DATA FOR THIS TASK:
· · ·
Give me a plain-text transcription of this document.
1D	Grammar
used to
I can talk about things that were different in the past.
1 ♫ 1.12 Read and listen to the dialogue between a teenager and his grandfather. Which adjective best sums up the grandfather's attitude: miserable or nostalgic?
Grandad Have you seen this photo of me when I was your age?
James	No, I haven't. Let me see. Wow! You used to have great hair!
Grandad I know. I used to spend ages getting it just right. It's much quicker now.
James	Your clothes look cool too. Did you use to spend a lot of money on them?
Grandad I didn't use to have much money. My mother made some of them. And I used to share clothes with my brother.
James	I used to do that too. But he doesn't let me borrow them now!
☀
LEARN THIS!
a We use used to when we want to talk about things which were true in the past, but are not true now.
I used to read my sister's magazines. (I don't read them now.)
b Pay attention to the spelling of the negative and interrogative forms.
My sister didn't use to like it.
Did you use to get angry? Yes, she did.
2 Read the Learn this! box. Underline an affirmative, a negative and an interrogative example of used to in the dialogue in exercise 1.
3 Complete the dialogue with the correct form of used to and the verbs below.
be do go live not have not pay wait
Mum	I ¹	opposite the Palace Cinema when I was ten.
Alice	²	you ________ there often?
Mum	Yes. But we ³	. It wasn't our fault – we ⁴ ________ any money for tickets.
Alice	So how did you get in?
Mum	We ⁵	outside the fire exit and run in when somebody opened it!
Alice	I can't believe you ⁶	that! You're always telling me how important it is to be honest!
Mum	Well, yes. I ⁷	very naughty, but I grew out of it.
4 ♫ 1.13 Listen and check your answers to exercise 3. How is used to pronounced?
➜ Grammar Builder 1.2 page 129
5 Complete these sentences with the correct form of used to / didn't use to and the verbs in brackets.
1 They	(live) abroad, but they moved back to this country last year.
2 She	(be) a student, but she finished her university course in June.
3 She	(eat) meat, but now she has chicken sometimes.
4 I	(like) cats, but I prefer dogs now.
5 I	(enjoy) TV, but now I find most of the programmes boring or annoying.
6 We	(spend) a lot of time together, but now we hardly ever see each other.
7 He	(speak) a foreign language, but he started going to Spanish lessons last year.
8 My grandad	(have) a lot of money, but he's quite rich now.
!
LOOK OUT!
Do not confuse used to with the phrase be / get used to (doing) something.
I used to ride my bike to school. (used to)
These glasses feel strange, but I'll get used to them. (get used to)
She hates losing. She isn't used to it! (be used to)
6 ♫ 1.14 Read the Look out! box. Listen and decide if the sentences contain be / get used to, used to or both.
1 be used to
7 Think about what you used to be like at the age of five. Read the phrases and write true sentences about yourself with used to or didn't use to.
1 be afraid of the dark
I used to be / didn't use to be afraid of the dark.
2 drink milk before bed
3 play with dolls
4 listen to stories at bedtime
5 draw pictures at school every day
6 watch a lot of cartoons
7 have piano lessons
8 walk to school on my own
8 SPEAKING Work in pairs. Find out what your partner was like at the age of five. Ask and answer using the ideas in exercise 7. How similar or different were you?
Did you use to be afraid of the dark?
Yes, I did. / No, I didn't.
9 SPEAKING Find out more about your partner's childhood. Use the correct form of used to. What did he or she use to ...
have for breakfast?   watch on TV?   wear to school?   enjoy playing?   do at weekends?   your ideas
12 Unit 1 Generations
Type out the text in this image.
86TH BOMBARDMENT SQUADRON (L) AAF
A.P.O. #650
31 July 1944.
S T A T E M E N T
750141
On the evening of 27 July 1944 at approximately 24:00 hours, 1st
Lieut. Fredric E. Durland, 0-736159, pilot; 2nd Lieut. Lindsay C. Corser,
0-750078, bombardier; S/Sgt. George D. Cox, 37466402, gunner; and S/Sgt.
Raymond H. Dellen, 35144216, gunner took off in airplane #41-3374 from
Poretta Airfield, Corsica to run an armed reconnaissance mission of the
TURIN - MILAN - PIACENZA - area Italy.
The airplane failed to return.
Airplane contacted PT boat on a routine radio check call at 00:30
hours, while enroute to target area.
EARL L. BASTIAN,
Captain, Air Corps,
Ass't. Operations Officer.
· · ·
WHAT IS NEEDED:
Copy all the lines above that hold the string "about".

TASK RESPONSE:
I can talk about things that were different in the past.
a We use used to when we want to talk about things which were true in the past, but are not true now.
7 Think about what you used to be like at the age of five. Read the phrases and write true sentences about yourself with used to or didn't use to.
9 SPEAKING Find out more about your partner's childhood. Use the correct form of used to. What did he or she use to ...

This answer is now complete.